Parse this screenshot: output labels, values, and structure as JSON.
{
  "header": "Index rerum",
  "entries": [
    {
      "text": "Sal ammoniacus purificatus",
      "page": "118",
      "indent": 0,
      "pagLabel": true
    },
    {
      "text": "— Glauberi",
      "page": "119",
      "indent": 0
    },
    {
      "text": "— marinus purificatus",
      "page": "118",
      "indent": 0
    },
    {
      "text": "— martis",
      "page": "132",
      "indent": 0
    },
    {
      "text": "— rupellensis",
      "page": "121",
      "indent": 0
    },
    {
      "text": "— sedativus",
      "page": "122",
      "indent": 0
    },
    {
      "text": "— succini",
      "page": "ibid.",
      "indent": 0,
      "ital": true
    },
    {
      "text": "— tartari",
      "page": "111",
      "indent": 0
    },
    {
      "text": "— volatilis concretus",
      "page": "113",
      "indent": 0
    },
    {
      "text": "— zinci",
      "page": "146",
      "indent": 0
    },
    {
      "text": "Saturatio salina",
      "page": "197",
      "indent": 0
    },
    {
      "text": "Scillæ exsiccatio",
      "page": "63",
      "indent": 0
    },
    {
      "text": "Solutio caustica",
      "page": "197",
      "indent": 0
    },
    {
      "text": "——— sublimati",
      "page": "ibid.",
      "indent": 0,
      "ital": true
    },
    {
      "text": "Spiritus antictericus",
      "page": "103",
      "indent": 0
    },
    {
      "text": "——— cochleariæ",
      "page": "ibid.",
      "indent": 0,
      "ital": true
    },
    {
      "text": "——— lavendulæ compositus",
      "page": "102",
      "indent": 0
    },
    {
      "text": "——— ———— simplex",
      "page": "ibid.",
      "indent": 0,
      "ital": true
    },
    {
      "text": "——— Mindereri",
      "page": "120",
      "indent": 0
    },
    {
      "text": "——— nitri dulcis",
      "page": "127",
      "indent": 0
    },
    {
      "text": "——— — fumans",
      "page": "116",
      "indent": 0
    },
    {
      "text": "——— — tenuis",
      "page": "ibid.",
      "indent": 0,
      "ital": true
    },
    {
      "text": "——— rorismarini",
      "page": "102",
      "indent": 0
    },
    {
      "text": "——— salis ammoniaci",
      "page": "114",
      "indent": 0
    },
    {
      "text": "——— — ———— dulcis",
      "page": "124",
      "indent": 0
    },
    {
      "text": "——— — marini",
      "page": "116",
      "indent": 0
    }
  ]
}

## GIVEN INSTRUCTION
Set down every record above exactly as given.

## OUTPUT FOR THIS EXERCISE
Parse this screenshot: output labels, values, and structure as JSON.
{
  "header": "Index rerum",
  "entries": [
    {
      "text": "Sal ammoniacus purificatus",
      "page": "118",
      "indent": 0,
      "pagLabel": true
    },
    {
      "text": "— Glauberi",
      "page": "119",
      "indent": 0
    },
    {
      "text": "— marinus purificatus",
      "page": "118",
      "indent": 0
    },
    {
      "text": "— martis",
      "page": "132",
      "indent": 0
    },
    {
      "text": "— rupellensis",
      "page": "121",
      "indent": 0
    },
    {
      "text": "— sedativus",
      "page": "122",
      "indent": 0
    },
    {
      "text": "— succini",
      "page": "ibid.",
      "indent": 0,
      "ital": true
    },
    {
      "text": "— tartari",
      "page": "111",
      "indent": 0
    },
    {
      "text": "— volatilis concretus",
      "page": "113",
      "indent": 0
    },
    {
      "text": "— zinci",
      "page": "146",
      "indent": 0
    },
    {
      "text": "Saturatio salina",
      "page": "197",
      "indent": 0
    },
    {
      "text": "Scillæ exsiccatio",
      "page": "63",
      "indent": 0
    },
    {
      "text": "Solutio caustica",
      "page": "197",
      "indent": 0
    },
    {
      "text": "——— sublimati",
      "page": "ibid.",
      "indent": 0,
      "ital": true
    },
    {
      "text": "Spiritus antictericus",
      "page": "103",
      "indent": 0
    },
    {
      "text": "——— cochleariæ",
      "page": "ibid.",
      "indent": 0,
      "ital": true
    },
    {
      "text": "——— lavendulæ compositus",
      "page": "102",
      "indent": 0
    },
    {
      "text": "——— ———— simplex",
      "page": "ibid.",
      "indent": 0,
      "ital": true
    },
    {
      "text": "——— Mindereri",
      "page": "120",
      "indent": 0
    },
    {
      "text": "——— nitri dulcis",
      "page": "127",
      "indent": 0
    },
    {
      "text": "——— — fumans",
      "page": "116",
      "indent": 0
    },
    {
      "text": "——— — tenuis",
      "page": "ibid.",
      "indent": 0,
      "ital": true
    },
    {
      "text": "——— rorismarini",
      "page": "102",
      "indent": 0
    },
    {
      "text": "——— salis ammoniaci",
      "page": "114",
      "indent": 0
    },
    {
      "text": "——— — ———— dulcis",
      "page": "124",
      "indent": 0
    },
    {
      "text": "——— — marini",
      "page": "116",
      "indent": 0
    }
  ]
}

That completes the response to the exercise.